▶ **EXERCISE AIM**: Write out the whole listing again, exactly.
* Start EXTRACTED RECORDS *
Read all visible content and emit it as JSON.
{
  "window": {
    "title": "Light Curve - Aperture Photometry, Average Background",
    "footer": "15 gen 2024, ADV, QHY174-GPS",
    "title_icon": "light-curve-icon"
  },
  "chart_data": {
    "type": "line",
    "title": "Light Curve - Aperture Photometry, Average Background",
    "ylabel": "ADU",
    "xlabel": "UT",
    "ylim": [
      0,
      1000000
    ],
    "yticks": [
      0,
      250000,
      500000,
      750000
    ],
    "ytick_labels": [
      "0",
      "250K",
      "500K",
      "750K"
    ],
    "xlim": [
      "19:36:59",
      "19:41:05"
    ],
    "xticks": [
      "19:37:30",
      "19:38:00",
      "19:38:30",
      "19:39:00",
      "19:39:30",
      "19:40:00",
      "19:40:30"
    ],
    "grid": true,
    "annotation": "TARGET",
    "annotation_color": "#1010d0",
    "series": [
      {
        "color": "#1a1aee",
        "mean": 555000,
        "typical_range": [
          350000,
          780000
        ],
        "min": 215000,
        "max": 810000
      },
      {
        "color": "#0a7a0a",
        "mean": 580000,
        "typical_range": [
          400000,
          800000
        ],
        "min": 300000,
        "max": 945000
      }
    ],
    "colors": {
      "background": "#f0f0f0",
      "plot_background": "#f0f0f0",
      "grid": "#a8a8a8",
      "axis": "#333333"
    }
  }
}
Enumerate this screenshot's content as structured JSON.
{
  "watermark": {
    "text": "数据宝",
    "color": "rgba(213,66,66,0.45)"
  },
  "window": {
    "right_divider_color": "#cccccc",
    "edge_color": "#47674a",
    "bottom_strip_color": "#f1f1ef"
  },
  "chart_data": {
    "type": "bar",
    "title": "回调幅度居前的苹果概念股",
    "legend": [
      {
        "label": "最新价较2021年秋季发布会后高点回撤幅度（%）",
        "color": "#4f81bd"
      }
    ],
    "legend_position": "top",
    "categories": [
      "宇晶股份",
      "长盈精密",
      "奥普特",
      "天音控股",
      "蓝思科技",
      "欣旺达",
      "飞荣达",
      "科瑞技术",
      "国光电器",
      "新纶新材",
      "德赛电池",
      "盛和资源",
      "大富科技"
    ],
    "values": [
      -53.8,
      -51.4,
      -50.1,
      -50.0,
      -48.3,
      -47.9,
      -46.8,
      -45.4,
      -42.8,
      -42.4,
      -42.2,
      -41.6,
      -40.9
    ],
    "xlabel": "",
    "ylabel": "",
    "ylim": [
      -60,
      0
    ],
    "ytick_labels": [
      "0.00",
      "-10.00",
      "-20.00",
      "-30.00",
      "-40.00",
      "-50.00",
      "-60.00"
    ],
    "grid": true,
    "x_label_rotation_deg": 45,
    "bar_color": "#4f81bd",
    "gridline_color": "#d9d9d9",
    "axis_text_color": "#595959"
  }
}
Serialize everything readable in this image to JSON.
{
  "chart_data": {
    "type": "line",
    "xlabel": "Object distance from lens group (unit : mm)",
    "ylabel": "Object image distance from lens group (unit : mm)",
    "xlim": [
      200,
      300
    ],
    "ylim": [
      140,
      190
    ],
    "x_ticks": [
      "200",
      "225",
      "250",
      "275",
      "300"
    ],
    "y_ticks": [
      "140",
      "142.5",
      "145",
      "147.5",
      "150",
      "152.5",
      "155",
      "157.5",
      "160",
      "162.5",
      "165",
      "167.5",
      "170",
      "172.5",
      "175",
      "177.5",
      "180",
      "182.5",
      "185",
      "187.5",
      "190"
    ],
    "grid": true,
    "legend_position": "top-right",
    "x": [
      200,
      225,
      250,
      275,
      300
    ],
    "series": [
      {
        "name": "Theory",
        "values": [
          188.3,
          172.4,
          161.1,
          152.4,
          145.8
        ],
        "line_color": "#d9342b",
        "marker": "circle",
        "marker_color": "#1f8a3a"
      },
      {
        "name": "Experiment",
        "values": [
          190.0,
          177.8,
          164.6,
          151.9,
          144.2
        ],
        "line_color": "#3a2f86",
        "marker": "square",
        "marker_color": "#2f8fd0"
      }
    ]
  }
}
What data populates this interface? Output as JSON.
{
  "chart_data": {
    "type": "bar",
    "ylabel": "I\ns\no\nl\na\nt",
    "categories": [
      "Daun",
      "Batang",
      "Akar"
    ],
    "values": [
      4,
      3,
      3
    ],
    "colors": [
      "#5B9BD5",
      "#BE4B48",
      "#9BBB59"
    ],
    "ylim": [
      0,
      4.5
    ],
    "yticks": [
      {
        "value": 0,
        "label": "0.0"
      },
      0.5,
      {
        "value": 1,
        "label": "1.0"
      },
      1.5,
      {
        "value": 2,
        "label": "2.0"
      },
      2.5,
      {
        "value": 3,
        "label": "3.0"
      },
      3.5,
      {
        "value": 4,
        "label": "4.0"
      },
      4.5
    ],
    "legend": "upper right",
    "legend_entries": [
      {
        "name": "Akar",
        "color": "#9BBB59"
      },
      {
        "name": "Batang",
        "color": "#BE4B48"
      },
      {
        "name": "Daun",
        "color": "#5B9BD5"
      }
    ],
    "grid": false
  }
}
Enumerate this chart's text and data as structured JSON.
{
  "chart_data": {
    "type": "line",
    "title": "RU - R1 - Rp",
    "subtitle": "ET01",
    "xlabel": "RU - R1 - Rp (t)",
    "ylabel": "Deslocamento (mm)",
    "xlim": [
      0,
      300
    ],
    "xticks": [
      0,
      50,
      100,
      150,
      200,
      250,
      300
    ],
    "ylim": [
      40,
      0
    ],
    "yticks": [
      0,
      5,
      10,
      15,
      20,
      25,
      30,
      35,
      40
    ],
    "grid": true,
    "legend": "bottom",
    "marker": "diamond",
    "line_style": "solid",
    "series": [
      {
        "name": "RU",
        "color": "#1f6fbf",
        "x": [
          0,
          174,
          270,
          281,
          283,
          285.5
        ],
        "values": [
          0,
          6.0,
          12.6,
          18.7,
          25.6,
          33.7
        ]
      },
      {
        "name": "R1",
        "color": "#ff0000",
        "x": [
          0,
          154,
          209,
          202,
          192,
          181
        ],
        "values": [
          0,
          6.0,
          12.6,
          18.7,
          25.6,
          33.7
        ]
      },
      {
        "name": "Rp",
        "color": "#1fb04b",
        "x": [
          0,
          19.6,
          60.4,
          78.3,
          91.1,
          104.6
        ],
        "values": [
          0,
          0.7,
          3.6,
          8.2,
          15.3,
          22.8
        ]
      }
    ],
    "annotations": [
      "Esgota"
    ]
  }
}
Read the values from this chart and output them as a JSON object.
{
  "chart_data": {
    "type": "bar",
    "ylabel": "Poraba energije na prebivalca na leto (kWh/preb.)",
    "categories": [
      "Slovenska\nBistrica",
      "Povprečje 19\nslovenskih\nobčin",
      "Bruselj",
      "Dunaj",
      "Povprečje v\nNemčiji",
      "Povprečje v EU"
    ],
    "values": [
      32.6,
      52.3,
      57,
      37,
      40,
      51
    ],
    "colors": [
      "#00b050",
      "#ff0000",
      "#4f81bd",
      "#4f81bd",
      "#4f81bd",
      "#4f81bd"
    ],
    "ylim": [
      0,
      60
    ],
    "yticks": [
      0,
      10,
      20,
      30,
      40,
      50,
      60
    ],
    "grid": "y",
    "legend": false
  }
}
* End EXTRACTED RECORDS *
▶ **TASK ANSWER**:
Read all visible content and emit it as JSON.
{
  "window": {
    "title": "Light Curve - Aperture Photometry, Average Background",
    "footer": "15 gen 2024, ADV, QHY174-GPS",
    "title_icon": "light-curve-icon"
  },
  "chart_data": {
    "type": "line",
    "title": "Light Curve - Aperture Photometry, Average Background",
    "ylabel": "ADU",
    "xlabel": "UT",
    "ylim": [
      0,
      1000000
    ],
    "yticks": [
      0,
      250000,
      500000,
      750000
    ],
    "ytick_labels": [
      "0",
      "250K",
      "500K",
      "750K"
    ],
    "xlim": [
      "19:36:59",
      "19:41:05"
    ],
    "xticks": [
      "19:37:30",
      "19:38:00",
      "19:38:30",
      "19:39:00",
      "19:39:30",
      "19:40:00",
      "19:40:30"
    ],
    "grid": true,
    "annotation": "TARGET",
    "annotation_color": "#1010d0",
    "series": [
      {
        "color": "#1a1aee",
        "mean": 555000,
        "typical_range": [
          350000,
          780000
        ],
        "min": 215000,
        "max": 810000
      },
      {
        "color": "#0a7a0a",
        "mean": 580000,
        "typical_range": [
          400000,
          800000
        ],
        "min": 300000,
        "max": 945000
      }
    ],
    "colors": {
      "background": "#f0f0f0",
      "plot_background": "#f0f0f0",
      "grid": "#a8a8a8",
      "axis": "#333333"
    }
  }
}
Enumerate this screenshot's content as structured JSON.
{
  "watermark": {
    "text": "数据宝",
    "color": "rgba(213,66,66,0.45)"
  },
  "window": {
    "right_divider_color": "#cccccc",
    "edge_color": "#47674a",
    "bottom_strip_color": "#f1f1ef"
  },
  "chart_data": {
    "type": "bar",
    "title": "回调幅度居前的苹果概念股",
    "legend": [
      {
        "label": "最新价较2021年秋季发布会后高点回撤幅度（%）",
        "color": "#4f81bd"
      }
    ],
    "legend_position": "top",
    "categories": [
      "宇晶股份",
      "长盈精密",
      "奥普特",
      "天音控股",
      "蓝思科技",
      "欣旺达",
      "飞荣达",
      "科瑞技术",
      "国光电器",
      "新纶新材",
      "德赛电池",
      "盛和资源",
      "大富科技"
    ],
    "values": [
      -53.8,
      -51.4,
      -50.1,
      -50.0,
      -48.3,
      -47.9,
      -46.8,
      -45.4,
      -42.8,
      -42.4,
      -42.2,
      -41.6,
      -40.9
    ],
    "xlabel": "",
    "ylabel": "",
    "ylim": [
      -60,
      0
    ],
    "ytick_labels": [
      "0.00",
      "-10.00",
      "-20.00",
      "-30.00",
      "-40.00",
      "-50.00",
      "-60.00"
    ],
    "grid": true,
    "x_label_rotation_deg": 45,
    "bar_color": "#4f81bd",
    "gridline_color": "#d9d9d9",
    "axis_text_color": "#595959"
  }
}
Serialize everything readable in this image to JSON.
{
  "chart_data": {
    "type": "line",
    "xlabel": "Object distance from lens group (unit : mm)",
    "ylabel": "Object image distance from lens group (unit : mm)",
    "xlim": [
      200,
      300
    ],
    "ylim": [
      140,
      190
    ],
    "x_ticks": [
      "200",
      "225",
      "250",
      "275",
      "300"
    ],
    "y_ticks": [
      "140",
      "142.5",
      "145",
      "147.5",
      "150",
      "152.5",
      "155",
      "157.5",
      "160",
      "162.5",
      "165",
      "167.5",
      "170",
      "172.5",
      "175",
      "177.5",
      "180",
      "182.5",
      "185",
      "187.5",
      "190"
    ],
    "grid": true,
    "legend_position": "top-right",
    "x": [
      200,
      225,
      250,
      275,
      300
    ],
    "series": [
      {
        "name": "Theory",
        "values": [
          188.3,
          172.4,
          161.1,
          152.4,
          145.8
        ],
        "line_color": "#d9342b",
        "marker": "circle",
        "marker_color": "#1f8a3a"
      },
      {
        "name": "Experiment",
        "values": [
          190.0,
          177.8,
          164.6,
          151.9,
          144.2
        ],
        "line_color": "#3a2f86",
        "marker": "square",
        "marker_color": "#2f8fd0"
      }
    ]
  }
}
What data populates this interface? Output as JSON.
{
  "chart_data": {
    "type": "bar",
    "ylabel": "I\ns\no\nl\na\nt",
    "categories": [
      "Daun",
      "Batang",
      "Akar"
    ],
    "values": [
      4,
      3,
      3
    ],
    "colors": [
      "#5B9BD5",
      "#BE4B48",
      "#9BBB59"
    ],
    "ylim": [
      0,
      4.5
    ],
    "yticks": [
      {
        "value": 0,
        "label": "0.0"
      },
      0.5,
      {
        "value": 1,
        "label": "1.0"
      },
      1.5,
      {
        "value": 2,
        "label": "2.0"
      },
      2.5,
      {
        "value": 3,
        "label": "3.0"
      },
      3.5,
      {
        "value": 4,
        "label": "4.0"
      },
      4.5
    ],
    "legend": "upper right",
    "legend_entries": [
      {
        "name": "Akar",
        "color": "#9BBB59"
      },
      {
        "name": "Batang",
        "color": "#BE4B48"
      },
      {
        "name": "Daun",
        "color": "#5B9BD5"
      }
    ],
    "grid": false
  }
}
Enumerate this chart's text and data as structured JSON.
{
  "chart_data": {
    "type": "line",
    "title": "RU - R1 - Rp",
    "subtitle": "ET01",
    "xlabel": "RU - R1 - Rp (t)",
    "ylabel": "Deslocamento (mm)",
    "xlim": [
      0,
      300
    ],
    "xticks": [
      0,
      50,
      100,
      150,
      200,
      250,
      300
    ],
    "ylim": [
      40,
      0
    ],
    "yticks": [
      0,
      5,
      10,
      15,
      20,
      25,
      30,
      35,
      40
    ],
    "grid": true,
    "legend": "bottom",
    "marker": "diamond",
    "line_style": "solid",
    "series": [
      {
        "name": "RU",
        "color": "#1f6fbf",
        "x": [
          0,
          174,
          270,
          281,
          283,
          285.5
        ],
        "values": [
          0,
          6.0,
          12.6,
          18.7,
          25.6,
          33.7
        ]
      },
      {
        "name": "R1",
        "color": "#ff0000",
        "x": [
          0,
          154,
          209,
          202,
          192,
          181
        ],
        "values": [
          0,
          6.0,
          12.6,
          18.7,
          25.6,
          33.7
        ]
      },
      {
        "name": "Rp",
        "color": "#1fb04b",
        "x": [
          0,
          19.6,
          60.4,
          78.3,
          91.1,
          104.6
        ],
        "values": [
          0,
          0.7,
          3.6,
          8.2,
          15.3,
          22.8
        ]
      }
    ],
    "annotations": [
      "Esgota"
    ]
  }
}
Read the values from this chart and output them as a JSON object.
{
  "chart_data": {
    "type": "bar",
    "ylabel": "Poraba energije na prebivalca na leto (kWh/preb.)",
    "categories": [
      "Slovenska\nBistrica",
      "Povprečje 19\nslovenskih\nobčin",
      "Bruselj",
      "Dunaj",
      "Povprečje v\nNemčiji",
      "Povprečje v EU"
    ],
    "values": [
      32.6,
      52.3,
      57,
      37,
      40,
      51
    ],
    "colors": [
      "#00b050",
      "#ff0000",
      "#4f81bd",
      "#4f81bd",
      "#4f81bd",
      "#4f81bd"
    ],
    "ylim": [
      0,
      60
    ],
    "yticks": [
      0,
      10,
      20,
      30,
      40,
      50,
      60
    ],
    "grid": "y",
    "legend": false
  }
}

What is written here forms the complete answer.